Short problem.
Copy the entries below exactly. Images do not belong in the copy.

....

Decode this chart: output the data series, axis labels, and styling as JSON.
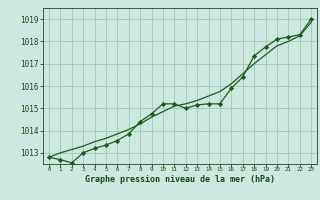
{
  "hours": [
    0,
    1,
    2,
    3,
    4,
    5,
    6,
    7,
    8,
    9,
    10,
    11,
    12,
    13,
    14,
    15,
    16,
    17,
    18,
    19,
    20,
    21,
    22,
    23
  ],
  "pressure_actual": [
    1012.8,
    1012.7,
    1012.55,
    1013.0,
    1013.2,
    1013.35,
    1013.55,
    1013.85,
    1014.4,
    1014.75,
    1015.2,
    1015.2,
    1015.0,
    1015.15,
    1015.2,
    1015.2,
    1015.9,
    1016.4,
    1017.35,
    1017.75,
    1018.1,
    1018.2,
    1018.3,
    1019.0
  ],
  "pressure_smooth": [
    1012.8,
    1013.0,
    1013.15,
    1013.3,
    1013.5,
    1013.65,
    1013.85,
    1014.05,
    1014.3,
    1014.6,
    1014.85,
    1015.1,
    1015.2,
    1015.35,
    1015.55,
    1015.75,
    1016.1,
    1016.55,
    1017.0,
    1017.4,
    1017.8,
    1018.0,
    1018.25,
    1018.85
  ],
  "ylim": [
    1012.5,
    1019.5
  ],
  "yticks": [
    1013,
    1014,
    1015,
    1016,
    1017,
    1018,
    1019
  ],
  "xlim": [
    -0.5,
    23.5
  ],
  "xticks": [
    0,
    1,
    2,
    3,
    4,
    5,
    6,
    7,
    8,
    9,
    10,
    11,
    12,
    13,
    14,
    15,
    16,
    17,
    18,
    19,
    20,
    21,
    22,
    23
  ],
  "xlabel": "Graphe pression niveau de la mer (hPa)",
  "line_color": "#1e5c1e",
  "marker_color": "#1e5c1e",
  "bg_color": "#cce8e0",
  "grid_color": "#99ccbb",
  "text_color": "#1a4a1a",
  "marker": "D",
  "marker_size": 2.2,
  "line_width": 0.9
}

....

Full answer.
Decode this chart: output the data series, axis labels, and styling as JSON.
{
  "hours": [
    0,
    1,
    2,
    3,
    4,
    5,
    6,
    7,
    8,
    9,
    10,
    11,
    12,
    13,
    14,
    15,
    16,
    17,
    18,
    19,
    20,
    21,
    22,
    23
  ],
  "pressure_actual": [
    1012.8,
    1012.7,
    1012.55,
    1013.0,
    1013.2,
    1013.35,
    1013.55,
    1013.85,
    1014.4,
    1014.75,
    1015.2,
    1015.2,
    1015.0,
    1015.15,
    1015.2,
    1015.2,
    1015.9,
    1016.4,
    1017.35,
    1017.75,
    1018.1,
    1018.2,
    1018.3,
    1019.0
  ],
  "pressure_smooth": [
    1012.8,
    1013.0,
    1013.15,
    1013.3,
    1013.5,
    1013.65,
    1013.85,
    1014.05,
    1014.3,
    1014.6,
    1014.85,
    1015.1,
    1015.2,
    1015.35,
    1015.55,
    1015.75,
    1016.1,
    1016.55,
    1017.0,
    1017.4,
    1017.8,
    1018.0,
    1018.25,
    1018.85
  ],
  "ylim": [
    1012.5,
    1019.5
  ],
  "yticks": [
    1013,
    1014,
    1015,
    1016,
    1017,
    1018,
    1019
  ],
  "xlim": [
    -0.5,
    23.5
  ],
  "xticks": [
    0,
    1,
    2,
    3,
    4,
    5,
    6,
    7,
    8,
    9,
    10,
    11,
    12,
    13,
    14,
    15,
    16,
    17,
    18,
    19,
    20,
    21,
    22,
    23
  ],
  "xlabel": "Graphe pression niveau de la mer (hPa)",
  "line_color": "#1e5c1e",
  "marker_color": "#1e5c1e",
  "bg_color": "#cce8e0",
  "grid_color": "#99ccbb",
  "text_color": "#1a4a1a",
  "marker": "D",
  "marker_size": 2.2,
  "line_width": 0.9
}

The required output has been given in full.